Question: Eventually teams will form to look at individual instances. Will this group create a general framework for what we deploy? That (early lifecycle) question wasn't put in as part of this agenda Perhaps cover the early stage in another forum/group
Let's focus on one of the questions in terms of one of the products, and think through it in a straightforward sense. No product is well-known by everyone.
- Proposal: OCG, since there is a harder timeline. RelEng is trying to get rid of trebuchet, and ops is trying to get rid of salt (which trebuchet uses); goals to get rid of them this quarter, but OCG uses them
- OCG: Offline Content Generation (aka: making pdfs of articles/groups of articles). Replaced a system that was abandoned. Created by CScott and maybe Matt Walker, as part of an ad-hoc "sprint" team. Fell victim of the Eng reorg of 2015 (if it ever actually had an owner). CScott ended up in Editing, and this clearly was not an Editing feature; Readers didn't want to adopt this finished product; nobody wanted to turn it off.
- There were other reasons why OCG is on the sunsetting block:
- OCG was very poorly architected and not reliable; requires manual interventions
- Doesn't really have an owner team, so firefighting and security issues; nobody to test
- We all agreed that OCG is not the way forward
- Not very important since users can generate PDF in their browser
- WMDE was involved, and there was a community wishlist item to improve rendering, but they didn't own it, so it ended up in Readers
- Agreement (by Readers) to shut it down in Aug which was revised to this quarter
- Olga is the PM for that area
- WMDE's Community wishlist survey included something that fits within OCG
- Original plan was not as a replacement, but in addition; then we found out there were problems with OCG.

**Listed records:**
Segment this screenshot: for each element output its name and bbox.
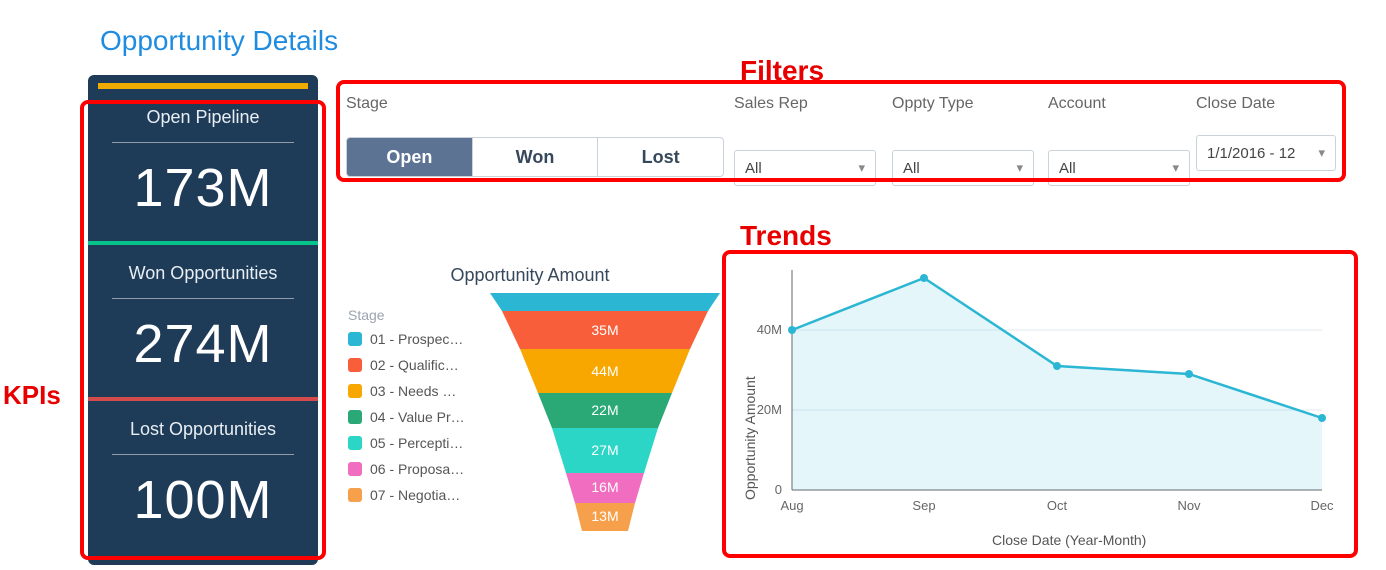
legend-item[interactable]: 06 - Proposa…: [348, 461, 465, 477]
chevron-down-icon: ▾: [1318, 145, 1325, 161]
stage-filter-label: Stage: [346, 95, 726, 113]
svg-text:0: 0: [775, 482, 782, 497]
svg-text:Aug: Aug: [780, 498, 803, 513]
stage-lost-button[interactable]: Lost: [598, 138, 723, 176]
trend-x-axis-label: Close Date (Year-Month): [992, 532, 1146, 548]
funnel-legend: Stage 01 - Prospec… 02 - Qualific… 03 - …: [348, 307, 465, 513]
legend-item[interactable]: 03 - Needs …: [348, 383, 465, 399]
kpi-panel: Open Pipeline 173M Won Opportunities 274…: [88, 75, 318, 565]
kpi-value: 173M: [100, 157, 306, 219]
svg-text:Nov: Nov: [1177, 498, 1201, 513]
kpi-lost-opportunities[interactable]: Lost Opportunities 100M: [88, 405, 318, 541]
sales-rep-dropdown[interactable]: All ▾: [734, 150, 876, 186]
annotation-filters: Filters: [740, 55, 824, 87]
funnel-chart[interactable]: Opportunity Amount Stage 01 - Prospec… 0…: [340, 265, 720, 560]
annotation-trends: Trends: [740, 220, 832, 252]
svg-text:Dec: Dec: [1310, 498, 1334, 513]
page-title: Opportunity Details: [100, 25, 338, 57]
kpi-value: 274M: [100, 313, 306, 375]
funnel-svg: 35M 44M 22M 27M 16M 13M: [490, 293, 720, 553]
kpi-divider-green: [88, 241, 318, 245]
legend-item[interactable]: 07 - Negotia…: [348, 487, 465, 503]
chevron-down-icon: ▾: [1172, 160, 1179, 176]
kpi-label: Open Pipeline: [100, 107, 306, 128]
stage-open-button[interactable]: Open: [347, 138, 473, 176]
kpi-label: Lost Opportunities: [100, 419, 306, 440]
annotation-kpis: KPIs: [3, 380, 61, 411]
trend-y-axis-label: Opportunity Amount: [742, 376, 758, 500]
kpi-open-pipeline[interactable]: Open Pipeline 173M: [88, 93, 318, 229]
trend-chart[interactable]: Opportunity Amount 0 20M 40M Aug Sep Oct…: [742, 260, 1342, 550]
kpi-divider-red: [88, 397, 318, 401]
svg-text:35M: 35M: [591, 322, 618, 338]
legend-item[interactable]: 02 - Qualific…: [348, 357, 465, 373]
legend-item[interactable]: 04 - Value Pr…: [348, 409, 465, 425]
sales-rep-value: All: [745, 160, 762, 177]
svg-text:Oct: Oct: [1047, 498, 1068, 513]
kpi-won-opportunities[interactable]: Won Opportunities 274M: [88, 249, 318, 385]
trend-svg: 0 20M 40M Aug Sep Oct Nov Dec: [742, 260, 1342, 520]
svg-text:44M: 44M: [591, 363, 618, 379]
chevron-down-icon: ▾: [1016, 160, 1023, 176]
oppty-type-value: All: [903, 160, 920, 177]
svg-text:27M: 27M: [591, 442, 618, 458]
account-dropdown[interactable]: All ▾: [1048, 150, 1190, 186]
account-value: All: [1059, 160, 1076, 177]
stage-segmented-control[interactable]: Open Won Lost: [346, 137, 724, 177]
chevron-down-icon: ▾: [858, 160, 865, 176]
kpi-label: Won Opportunities: [100, 263, 306, 284]
kpi-accent: [98, 83, 308, 89]
legend-item[interactable]: 01 - Prospec…: [348, 331, 465, 347]
sales-rep-filter-label: Sales Rep: [734, 95, 808, 113]
close-date-value: 1/1/2016 - 12: [1207, 145, 1295, 162]
svg-text:20M: 20M: [757, 402, 782, 417]
funnel-legend-header: Stage: [348, 307, 465, 323]
legend-item[interactable]: 05 - Percepti…: [348, 435, 465, 451]
svg-text:22M: 22M: [591, 402, 618, 418]
kpi-value: 100M: [100, 469, 306, 531]
svg-text:13M: 13M: [591, 508, 618, 524]
svg-text:40M: 40M: [757, 322, 782, 337]
svg-text:16M: 16M: [591, 479, 618, 495]
close-date-filter-label: Close Date: [1196, 95, 1275, 113]
oppty-type-filter-label: Oppty Type: [892, 95, 974, 113]
funnel-title: Opportunity Amount: [340, 265, 720, 286]
account-filter-label: Account: [1048, 95, 1106, 113]
filters-row: Stage Open Won Lost Sales Rep All ▾ Oppt…: [346, 95, 1336, 175]
svg-text:Sep: Sep: [912, 498, 935, 513]
oppty-type-dropdown[interactable]: All ▾: [892, 150, 1034, 186]
close-date-dropdown[interactable]: 1/1/2016 - 12 ▾: [1196, 135, 1336, 171]
stage-won-button[interactable]: Won: [473, 138, 599, 176]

**Goal:**
Please output the part of the OCG meeting notes from "Question: Eventually teams" up to and including "well-known by everyone.", copied word for word.

**Result of this task:**
Question: Eventually teams will form to look at individual instances. Will this group create a general framework for what we deploy? That (early lifecycle) question wasn't put in as part of this agenda Perhaps cover the early stage in another forum/group
Let's focus on one of the questions in terms of one of the products, and think through it in a straightforward sense. No product is well-known by everyone.